Exercise prompt
In the data below, find each line containing the string "name" and return it.

Records shown
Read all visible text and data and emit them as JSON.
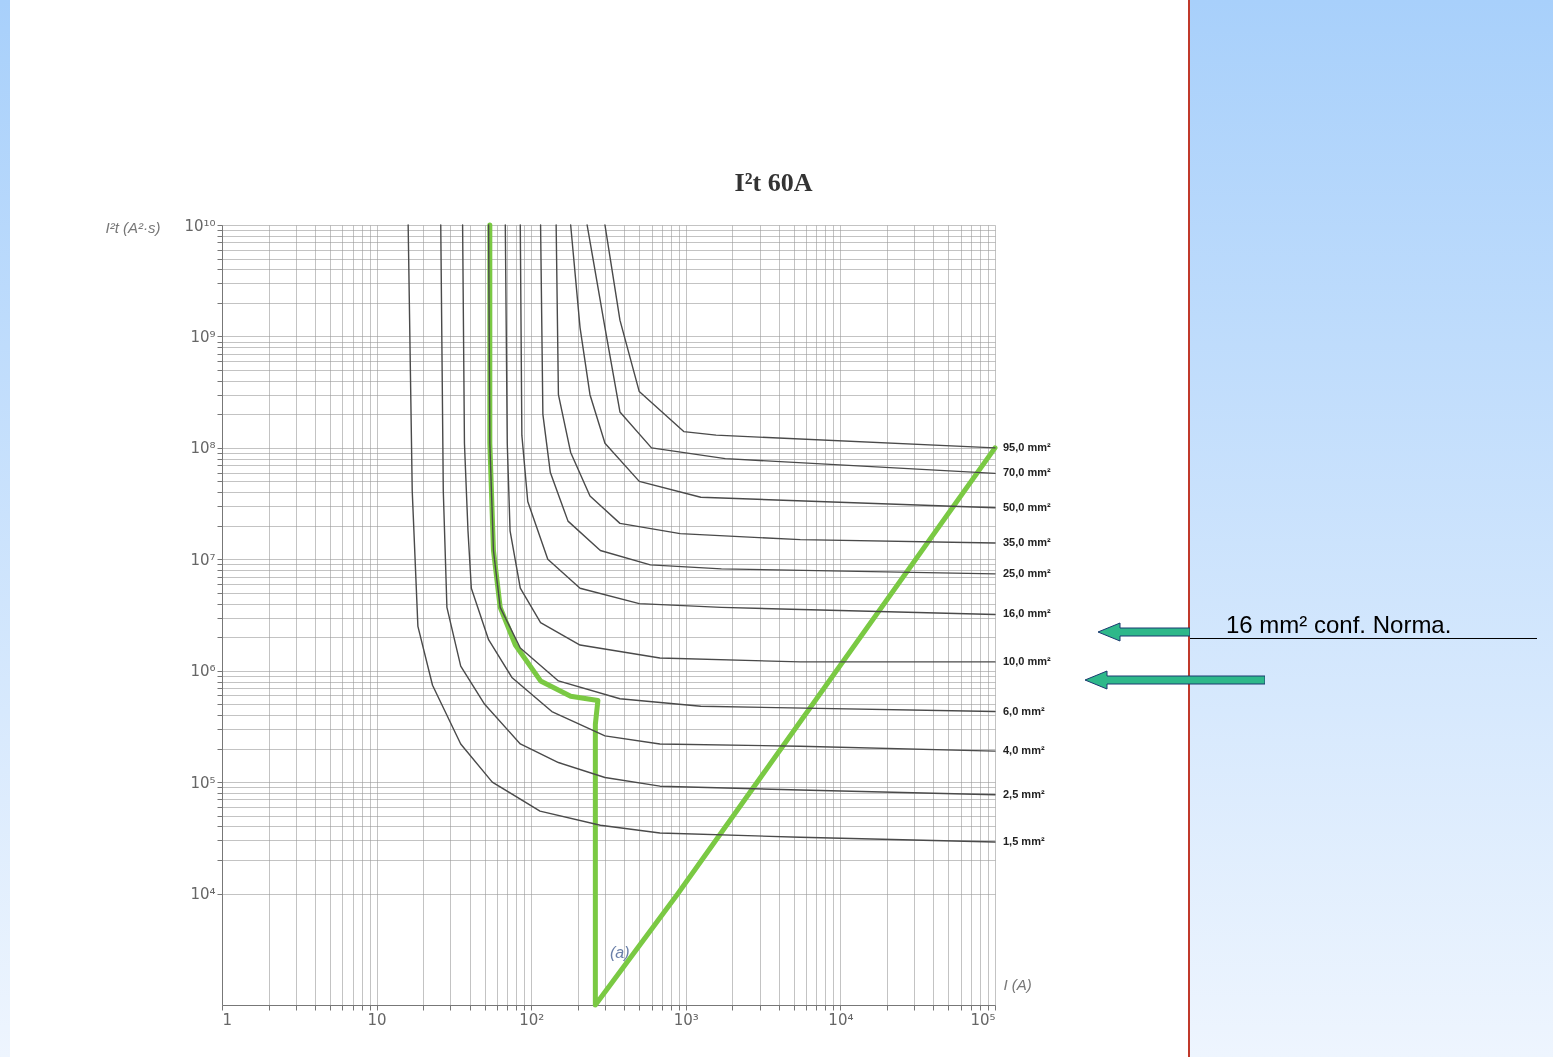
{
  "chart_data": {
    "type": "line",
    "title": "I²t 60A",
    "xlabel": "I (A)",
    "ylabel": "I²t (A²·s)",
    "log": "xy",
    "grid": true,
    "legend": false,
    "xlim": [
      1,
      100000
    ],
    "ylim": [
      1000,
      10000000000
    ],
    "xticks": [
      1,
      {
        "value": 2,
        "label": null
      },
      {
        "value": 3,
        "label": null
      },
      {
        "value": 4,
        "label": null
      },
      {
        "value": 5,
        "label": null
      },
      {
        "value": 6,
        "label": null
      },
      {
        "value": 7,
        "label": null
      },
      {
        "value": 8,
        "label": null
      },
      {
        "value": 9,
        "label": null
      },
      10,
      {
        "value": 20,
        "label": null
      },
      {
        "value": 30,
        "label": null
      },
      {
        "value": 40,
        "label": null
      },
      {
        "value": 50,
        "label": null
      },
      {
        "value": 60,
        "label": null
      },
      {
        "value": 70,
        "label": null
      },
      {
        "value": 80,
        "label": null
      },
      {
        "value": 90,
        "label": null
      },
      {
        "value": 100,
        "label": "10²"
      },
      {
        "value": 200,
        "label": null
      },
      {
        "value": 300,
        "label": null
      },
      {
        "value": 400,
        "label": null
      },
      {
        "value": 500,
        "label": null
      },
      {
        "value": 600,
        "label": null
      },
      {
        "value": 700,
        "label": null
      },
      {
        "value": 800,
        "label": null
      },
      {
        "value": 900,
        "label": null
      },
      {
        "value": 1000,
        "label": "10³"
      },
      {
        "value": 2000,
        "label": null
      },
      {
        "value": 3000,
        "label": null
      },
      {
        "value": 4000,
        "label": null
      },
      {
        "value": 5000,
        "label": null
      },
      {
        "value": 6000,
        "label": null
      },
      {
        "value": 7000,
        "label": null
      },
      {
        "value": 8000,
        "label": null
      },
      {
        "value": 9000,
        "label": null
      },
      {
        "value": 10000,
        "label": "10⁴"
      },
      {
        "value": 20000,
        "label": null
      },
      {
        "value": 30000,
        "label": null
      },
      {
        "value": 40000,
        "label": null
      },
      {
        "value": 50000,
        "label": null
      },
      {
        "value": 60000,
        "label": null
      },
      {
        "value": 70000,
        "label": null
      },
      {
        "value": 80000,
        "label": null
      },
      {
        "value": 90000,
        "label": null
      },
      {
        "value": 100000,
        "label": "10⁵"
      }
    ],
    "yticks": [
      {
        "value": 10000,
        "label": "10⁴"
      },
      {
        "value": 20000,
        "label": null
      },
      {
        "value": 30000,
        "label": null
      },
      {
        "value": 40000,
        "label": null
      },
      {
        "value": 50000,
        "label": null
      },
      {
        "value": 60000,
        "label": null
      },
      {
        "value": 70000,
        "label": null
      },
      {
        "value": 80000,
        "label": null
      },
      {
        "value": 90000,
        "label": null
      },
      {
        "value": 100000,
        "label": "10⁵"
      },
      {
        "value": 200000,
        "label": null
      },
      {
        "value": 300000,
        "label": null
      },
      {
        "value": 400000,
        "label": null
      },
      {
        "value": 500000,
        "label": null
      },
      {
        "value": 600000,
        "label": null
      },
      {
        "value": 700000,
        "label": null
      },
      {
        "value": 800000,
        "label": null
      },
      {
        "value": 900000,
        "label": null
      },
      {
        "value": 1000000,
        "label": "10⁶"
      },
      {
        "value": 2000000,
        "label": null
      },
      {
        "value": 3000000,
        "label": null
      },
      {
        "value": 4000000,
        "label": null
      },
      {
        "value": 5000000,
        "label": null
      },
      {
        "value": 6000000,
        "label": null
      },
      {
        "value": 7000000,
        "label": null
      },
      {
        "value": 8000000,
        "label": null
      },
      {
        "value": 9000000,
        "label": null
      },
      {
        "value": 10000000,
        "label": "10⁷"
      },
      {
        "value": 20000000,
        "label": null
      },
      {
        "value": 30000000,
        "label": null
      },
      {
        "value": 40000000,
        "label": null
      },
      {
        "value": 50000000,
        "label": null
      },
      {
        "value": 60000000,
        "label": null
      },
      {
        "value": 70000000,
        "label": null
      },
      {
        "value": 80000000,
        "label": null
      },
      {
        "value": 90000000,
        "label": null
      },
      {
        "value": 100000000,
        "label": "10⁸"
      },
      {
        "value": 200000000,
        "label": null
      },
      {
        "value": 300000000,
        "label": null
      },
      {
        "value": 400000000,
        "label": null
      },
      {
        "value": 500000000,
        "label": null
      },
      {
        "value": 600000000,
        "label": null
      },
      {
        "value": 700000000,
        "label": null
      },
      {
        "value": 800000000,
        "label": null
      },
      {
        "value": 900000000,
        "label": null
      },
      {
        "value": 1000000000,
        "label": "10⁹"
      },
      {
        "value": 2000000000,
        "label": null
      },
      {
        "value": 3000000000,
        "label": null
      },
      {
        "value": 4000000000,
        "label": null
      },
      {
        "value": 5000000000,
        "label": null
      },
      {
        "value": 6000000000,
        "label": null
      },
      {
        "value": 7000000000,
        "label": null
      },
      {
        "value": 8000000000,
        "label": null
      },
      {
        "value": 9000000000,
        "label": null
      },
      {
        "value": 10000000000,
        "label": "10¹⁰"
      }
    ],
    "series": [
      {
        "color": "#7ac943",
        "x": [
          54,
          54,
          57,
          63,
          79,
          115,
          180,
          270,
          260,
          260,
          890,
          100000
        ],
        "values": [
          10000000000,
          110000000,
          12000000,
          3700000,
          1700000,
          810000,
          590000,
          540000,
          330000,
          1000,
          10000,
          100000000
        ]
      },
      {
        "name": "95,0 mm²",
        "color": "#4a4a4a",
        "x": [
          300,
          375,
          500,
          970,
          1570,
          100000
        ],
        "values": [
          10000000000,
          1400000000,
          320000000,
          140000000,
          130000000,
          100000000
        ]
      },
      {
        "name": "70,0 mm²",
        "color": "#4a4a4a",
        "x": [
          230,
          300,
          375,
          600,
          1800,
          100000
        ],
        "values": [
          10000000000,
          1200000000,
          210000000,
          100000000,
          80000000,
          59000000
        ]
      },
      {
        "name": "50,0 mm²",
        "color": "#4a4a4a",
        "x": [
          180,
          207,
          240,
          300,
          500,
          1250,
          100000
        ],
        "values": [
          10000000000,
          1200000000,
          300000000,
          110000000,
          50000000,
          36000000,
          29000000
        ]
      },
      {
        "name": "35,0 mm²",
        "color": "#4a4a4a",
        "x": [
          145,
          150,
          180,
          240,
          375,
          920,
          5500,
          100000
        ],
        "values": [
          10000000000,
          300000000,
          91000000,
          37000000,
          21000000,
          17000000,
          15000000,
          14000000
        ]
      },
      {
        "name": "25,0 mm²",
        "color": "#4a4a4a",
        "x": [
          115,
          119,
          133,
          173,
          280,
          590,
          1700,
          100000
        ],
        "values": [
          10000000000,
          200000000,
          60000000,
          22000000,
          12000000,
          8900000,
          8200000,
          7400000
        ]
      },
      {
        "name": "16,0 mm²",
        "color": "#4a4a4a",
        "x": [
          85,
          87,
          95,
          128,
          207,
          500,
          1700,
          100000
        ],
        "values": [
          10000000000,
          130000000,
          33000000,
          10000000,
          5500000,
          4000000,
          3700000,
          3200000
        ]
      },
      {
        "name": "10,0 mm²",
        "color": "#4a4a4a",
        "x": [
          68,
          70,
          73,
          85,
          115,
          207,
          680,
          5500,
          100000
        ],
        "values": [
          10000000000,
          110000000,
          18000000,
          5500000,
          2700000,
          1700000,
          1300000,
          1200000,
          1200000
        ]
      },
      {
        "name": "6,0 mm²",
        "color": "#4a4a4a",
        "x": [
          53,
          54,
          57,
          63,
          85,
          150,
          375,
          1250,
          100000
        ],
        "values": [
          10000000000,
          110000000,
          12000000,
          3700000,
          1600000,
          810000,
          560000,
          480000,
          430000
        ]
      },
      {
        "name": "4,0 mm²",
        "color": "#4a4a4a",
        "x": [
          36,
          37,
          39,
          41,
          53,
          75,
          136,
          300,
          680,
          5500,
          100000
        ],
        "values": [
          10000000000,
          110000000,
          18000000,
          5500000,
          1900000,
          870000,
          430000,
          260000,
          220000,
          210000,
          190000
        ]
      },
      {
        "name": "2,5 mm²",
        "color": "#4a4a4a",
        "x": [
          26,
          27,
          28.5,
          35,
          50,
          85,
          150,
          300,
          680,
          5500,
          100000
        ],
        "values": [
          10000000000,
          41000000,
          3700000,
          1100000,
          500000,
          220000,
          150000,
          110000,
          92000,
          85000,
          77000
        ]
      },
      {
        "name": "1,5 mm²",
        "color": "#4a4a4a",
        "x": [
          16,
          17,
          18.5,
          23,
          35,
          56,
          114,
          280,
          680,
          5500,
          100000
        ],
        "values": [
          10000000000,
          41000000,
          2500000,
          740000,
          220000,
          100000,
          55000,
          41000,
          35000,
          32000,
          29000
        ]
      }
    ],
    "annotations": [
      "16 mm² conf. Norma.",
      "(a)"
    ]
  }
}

Result below
        "name": "95,0 mm²",
        "name": "70,0 mm²",
        "name": "50,0 mm²",
        "name": "35,0 mm²",
        "name": "25,0 mm²",
        "name": "16,0 mm²",
        "name": "10,0 mm²",
        "name": "6,0 mm²",
        "name": "4,0 mm²",
        "name": "2,5 mm²",
        "name": "1,5 mm²",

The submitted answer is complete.